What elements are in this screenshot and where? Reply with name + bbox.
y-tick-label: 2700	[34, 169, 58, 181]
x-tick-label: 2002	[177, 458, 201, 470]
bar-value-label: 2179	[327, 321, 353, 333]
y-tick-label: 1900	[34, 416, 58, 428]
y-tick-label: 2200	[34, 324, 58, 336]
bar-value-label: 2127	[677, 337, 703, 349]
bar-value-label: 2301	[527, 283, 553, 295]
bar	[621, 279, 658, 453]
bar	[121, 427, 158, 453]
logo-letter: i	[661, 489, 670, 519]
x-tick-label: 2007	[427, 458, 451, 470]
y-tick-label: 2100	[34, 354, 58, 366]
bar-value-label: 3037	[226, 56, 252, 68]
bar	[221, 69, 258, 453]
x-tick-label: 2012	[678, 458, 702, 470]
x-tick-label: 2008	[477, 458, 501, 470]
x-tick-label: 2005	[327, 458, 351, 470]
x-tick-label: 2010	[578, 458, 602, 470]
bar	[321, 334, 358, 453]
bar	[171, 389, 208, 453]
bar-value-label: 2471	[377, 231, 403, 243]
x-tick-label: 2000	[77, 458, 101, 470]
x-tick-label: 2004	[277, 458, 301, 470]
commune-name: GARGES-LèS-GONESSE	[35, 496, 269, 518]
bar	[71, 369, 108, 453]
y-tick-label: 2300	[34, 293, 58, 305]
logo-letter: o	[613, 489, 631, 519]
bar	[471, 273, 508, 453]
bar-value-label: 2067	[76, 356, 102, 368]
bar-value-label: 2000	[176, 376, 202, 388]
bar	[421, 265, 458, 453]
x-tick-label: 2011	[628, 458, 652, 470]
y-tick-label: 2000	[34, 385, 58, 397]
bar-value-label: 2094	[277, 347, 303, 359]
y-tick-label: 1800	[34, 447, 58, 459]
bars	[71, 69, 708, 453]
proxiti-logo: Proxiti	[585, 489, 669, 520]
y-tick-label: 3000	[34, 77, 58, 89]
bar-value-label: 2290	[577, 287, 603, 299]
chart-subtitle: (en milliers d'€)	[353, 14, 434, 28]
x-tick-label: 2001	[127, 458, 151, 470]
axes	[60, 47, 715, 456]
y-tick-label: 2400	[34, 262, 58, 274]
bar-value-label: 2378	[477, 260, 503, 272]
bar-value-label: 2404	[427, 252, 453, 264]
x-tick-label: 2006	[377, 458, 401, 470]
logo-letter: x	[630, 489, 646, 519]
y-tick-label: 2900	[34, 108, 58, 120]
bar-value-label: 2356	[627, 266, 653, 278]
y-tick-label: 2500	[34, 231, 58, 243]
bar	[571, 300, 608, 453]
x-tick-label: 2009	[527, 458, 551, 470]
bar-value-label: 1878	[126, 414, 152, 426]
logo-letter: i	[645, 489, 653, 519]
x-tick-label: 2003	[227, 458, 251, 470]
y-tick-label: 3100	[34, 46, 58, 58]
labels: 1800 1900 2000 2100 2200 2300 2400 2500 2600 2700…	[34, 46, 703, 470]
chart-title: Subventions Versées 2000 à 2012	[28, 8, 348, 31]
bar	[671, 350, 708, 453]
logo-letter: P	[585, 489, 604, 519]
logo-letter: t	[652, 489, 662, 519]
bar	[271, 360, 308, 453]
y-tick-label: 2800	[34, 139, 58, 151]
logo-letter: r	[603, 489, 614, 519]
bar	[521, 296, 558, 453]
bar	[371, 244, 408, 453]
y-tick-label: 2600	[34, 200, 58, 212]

### DO THIS
Copy out the listing above from its first line through the line containing "447, 58, 459]", keeping each line unchanged.

### RESPONSE
What elements are in this screenshot and where? Reply with name + bbox.
y-tick-label: 2700	[34, 169, 58, 181]
x-tick-label: 2002	[177, 458, 201, 470]
bar-value-label: 2179	[327, 321, 353, 333]
y-tick-label: 1900	[34, 416, 58, 428]
y-tick-label: 2200	[34, 324, 58, 336]
bar-value-label: 2127	[677, 337, 703, 349]
bar-value-label: 2301	[527, 283, 553, 295]
bar	[621, 279, 658, 453]
bar	[121, 427, 158, 453]
logo-letter: i	[661, 489, 670, 519]
x-tick-label: 2007	[427, 458, 451, 470]
y-tick-label: 2100	[34, 354, 58, 366]
bar-value-label: 3037	[226, 56, 252, 68]
bar	[221, 69, 258, 453]
x-tick-label: 2012	[678, 458, 702, 470]
x-tick-label: 2008	[477, 458, 501, 470]
x-tick-label: 2005	[327, 458, 351, 470]
x-tick-label: 2010	[578, 458, 602, 470]
bar	[321, 334, 358, 453]
bar	[171, 389, 208, 453]
bar-value-label: 2471	[377, 231, 403, 243]
x-tick-label: 2000	[77, 458, 101, 470]
x-tick-label: 2004	[277, 458, 301, 470]
commune-name: GARGES-LèS-GONESSE	[35, 496, 269, 518]
bar	[71, 369, 108, 453]
y-tick-label: 2300	[34, 293, 58, 305]
logo-letter: o	[613, 489, 631, 519]
bar	[471, 273, 508, 453]
bar-value-label: 2067	[76, 356, 102, 368]
bar-value-label: 2000	[176, 376, 202, 388]
bar	[421, 265, 458, 453]
x-tick-label: 2011	[628, 458, 652, 470]
y-tick-label: 2000	[34, 385, 58, 397]
bar-value-label: 2094	[277, 347, 303, 359]
y-tick-label: 1800	[34, 447, 58, 459]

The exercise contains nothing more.